Extracted data entries:
**********
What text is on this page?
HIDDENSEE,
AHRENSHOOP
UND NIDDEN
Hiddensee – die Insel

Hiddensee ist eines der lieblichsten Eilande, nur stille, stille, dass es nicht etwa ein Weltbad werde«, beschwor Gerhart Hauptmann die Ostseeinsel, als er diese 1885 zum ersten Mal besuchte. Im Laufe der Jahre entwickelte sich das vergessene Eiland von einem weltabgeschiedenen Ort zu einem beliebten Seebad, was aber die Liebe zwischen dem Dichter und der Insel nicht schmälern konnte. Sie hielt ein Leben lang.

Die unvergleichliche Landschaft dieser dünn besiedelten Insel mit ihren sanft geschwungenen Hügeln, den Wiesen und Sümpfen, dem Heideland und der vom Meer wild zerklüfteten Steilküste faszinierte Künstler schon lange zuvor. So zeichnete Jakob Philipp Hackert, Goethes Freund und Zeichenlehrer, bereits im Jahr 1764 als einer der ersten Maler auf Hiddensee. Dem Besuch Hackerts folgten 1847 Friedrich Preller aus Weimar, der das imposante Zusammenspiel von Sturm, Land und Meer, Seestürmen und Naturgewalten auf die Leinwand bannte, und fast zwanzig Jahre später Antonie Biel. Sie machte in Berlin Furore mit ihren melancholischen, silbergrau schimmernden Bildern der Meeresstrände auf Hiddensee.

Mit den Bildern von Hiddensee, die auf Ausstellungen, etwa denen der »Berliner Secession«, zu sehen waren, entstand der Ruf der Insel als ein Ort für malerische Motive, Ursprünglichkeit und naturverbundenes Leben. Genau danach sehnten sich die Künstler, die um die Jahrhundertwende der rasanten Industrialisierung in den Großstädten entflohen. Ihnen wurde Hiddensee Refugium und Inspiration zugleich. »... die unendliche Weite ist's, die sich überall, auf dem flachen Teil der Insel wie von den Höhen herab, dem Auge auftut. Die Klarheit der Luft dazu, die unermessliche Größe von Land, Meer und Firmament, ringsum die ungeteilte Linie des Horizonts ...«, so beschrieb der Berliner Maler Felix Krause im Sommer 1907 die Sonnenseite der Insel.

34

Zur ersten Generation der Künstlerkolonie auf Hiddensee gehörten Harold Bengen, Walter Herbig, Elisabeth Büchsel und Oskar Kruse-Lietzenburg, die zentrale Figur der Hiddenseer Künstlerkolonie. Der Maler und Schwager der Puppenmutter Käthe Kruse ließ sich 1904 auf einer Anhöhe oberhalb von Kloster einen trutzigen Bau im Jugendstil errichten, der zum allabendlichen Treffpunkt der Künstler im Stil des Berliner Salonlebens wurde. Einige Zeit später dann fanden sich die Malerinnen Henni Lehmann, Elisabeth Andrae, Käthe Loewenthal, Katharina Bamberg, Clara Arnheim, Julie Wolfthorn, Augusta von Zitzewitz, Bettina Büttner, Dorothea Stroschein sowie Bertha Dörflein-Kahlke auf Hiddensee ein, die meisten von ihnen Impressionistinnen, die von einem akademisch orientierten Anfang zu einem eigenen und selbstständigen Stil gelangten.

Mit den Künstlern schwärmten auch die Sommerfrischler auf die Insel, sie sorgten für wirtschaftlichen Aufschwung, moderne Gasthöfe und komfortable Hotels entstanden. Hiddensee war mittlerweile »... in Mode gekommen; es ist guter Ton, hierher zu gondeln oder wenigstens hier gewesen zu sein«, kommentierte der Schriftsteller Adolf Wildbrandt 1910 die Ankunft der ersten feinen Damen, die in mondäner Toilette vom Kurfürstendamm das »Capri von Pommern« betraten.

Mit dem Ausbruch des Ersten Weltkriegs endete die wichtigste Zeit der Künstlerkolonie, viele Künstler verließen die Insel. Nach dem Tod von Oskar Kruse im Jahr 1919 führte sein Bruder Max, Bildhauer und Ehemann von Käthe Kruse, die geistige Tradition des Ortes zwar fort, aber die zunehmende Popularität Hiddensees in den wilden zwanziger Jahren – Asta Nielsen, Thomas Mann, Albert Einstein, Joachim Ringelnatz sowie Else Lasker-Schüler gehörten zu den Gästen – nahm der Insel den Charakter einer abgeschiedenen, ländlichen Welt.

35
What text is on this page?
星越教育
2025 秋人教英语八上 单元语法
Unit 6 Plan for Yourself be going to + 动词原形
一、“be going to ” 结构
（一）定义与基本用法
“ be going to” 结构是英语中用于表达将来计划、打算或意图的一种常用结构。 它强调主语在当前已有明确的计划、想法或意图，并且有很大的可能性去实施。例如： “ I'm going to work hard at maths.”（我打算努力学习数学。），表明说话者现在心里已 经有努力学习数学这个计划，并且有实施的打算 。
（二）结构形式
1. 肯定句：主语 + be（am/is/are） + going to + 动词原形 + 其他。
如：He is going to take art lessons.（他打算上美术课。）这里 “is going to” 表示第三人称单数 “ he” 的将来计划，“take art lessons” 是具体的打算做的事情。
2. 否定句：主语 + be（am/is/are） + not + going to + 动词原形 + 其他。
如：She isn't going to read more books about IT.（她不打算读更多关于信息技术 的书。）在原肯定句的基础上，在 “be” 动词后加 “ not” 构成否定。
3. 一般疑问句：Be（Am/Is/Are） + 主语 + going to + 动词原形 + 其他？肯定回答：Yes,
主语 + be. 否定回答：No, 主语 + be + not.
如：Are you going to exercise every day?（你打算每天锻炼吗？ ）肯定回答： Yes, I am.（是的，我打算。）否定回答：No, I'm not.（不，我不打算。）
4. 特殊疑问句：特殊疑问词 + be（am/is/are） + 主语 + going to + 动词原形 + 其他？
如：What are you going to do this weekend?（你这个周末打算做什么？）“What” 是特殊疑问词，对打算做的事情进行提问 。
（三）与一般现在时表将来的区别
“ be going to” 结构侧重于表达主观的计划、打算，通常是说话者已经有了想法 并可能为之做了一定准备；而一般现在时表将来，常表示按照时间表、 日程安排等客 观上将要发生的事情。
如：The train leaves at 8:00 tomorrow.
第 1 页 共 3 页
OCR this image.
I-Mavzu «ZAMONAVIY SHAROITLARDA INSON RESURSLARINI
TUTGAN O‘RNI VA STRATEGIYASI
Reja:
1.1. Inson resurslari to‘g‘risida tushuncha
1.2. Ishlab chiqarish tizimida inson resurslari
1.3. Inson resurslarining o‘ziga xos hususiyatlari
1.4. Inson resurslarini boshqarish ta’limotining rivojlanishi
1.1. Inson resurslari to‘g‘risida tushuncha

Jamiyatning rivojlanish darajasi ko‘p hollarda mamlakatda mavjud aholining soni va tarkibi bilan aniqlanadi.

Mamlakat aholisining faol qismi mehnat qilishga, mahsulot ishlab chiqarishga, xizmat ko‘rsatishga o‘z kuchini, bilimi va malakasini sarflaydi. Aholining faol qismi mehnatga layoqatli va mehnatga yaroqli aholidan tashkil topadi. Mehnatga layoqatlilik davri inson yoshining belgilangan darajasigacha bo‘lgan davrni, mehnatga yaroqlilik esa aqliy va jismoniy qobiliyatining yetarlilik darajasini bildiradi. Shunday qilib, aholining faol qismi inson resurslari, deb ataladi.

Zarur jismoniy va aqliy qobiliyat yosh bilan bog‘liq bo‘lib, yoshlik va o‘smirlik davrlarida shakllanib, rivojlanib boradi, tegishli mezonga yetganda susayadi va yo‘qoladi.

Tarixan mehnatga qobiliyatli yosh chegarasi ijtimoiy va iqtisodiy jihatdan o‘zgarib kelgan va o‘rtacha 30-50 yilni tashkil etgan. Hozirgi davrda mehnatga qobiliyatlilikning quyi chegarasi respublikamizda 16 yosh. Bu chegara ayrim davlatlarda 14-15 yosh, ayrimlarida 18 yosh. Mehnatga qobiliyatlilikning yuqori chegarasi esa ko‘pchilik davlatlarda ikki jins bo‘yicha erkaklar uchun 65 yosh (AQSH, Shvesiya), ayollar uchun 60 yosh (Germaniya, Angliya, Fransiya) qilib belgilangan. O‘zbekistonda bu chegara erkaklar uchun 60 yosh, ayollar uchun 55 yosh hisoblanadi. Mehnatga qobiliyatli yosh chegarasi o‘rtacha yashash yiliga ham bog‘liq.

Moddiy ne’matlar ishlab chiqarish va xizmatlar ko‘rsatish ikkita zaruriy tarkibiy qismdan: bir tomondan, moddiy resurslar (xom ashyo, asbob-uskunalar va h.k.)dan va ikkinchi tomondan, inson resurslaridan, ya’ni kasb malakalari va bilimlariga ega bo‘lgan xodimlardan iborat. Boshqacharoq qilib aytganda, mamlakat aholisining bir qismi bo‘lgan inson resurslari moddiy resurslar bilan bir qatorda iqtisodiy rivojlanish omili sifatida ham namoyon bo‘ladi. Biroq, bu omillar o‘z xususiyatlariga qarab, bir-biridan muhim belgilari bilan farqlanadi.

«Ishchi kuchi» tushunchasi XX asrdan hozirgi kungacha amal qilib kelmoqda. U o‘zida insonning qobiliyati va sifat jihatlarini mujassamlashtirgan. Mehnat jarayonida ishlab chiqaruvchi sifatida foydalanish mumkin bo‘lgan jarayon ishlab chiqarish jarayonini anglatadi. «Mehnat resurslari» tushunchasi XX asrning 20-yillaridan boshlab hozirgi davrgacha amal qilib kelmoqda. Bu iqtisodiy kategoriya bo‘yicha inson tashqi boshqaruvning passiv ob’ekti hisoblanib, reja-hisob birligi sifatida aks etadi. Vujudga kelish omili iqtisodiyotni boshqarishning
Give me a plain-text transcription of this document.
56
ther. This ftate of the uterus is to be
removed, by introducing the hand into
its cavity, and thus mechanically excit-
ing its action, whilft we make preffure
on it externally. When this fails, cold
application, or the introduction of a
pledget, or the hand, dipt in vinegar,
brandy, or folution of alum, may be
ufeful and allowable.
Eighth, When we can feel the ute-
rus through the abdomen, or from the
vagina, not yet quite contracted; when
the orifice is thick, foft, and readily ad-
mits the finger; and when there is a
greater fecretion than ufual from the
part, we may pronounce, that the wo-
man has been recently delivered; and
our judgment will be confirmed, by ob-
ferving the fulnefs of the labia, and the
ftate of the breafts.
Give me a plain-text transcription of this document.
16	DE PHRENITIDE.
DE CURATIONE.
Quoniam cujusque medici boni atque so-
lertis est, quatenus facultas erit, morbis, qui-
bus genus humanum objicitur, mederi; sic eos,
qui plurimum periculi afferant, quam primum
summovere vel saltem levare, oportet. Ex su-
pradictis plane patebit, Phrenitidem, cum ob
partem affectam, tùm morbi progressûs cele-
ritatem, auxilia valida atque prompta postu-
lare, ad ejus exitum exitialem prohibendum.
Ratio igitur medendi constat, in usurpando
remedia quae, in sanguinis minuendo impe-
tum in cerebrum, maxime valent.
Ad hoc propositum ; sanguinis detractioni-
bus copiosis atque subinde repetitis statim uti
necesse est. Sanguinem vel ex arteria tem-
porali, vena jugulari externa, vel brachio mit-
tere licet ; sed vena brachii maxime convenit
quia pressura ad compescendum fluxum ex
**********
Problem details: Show the lines of the records that include the string "maxime".

Solution to this task:
tum in cerebrum, maxime valent.
tere licet ; sed vena brachii maxime convenit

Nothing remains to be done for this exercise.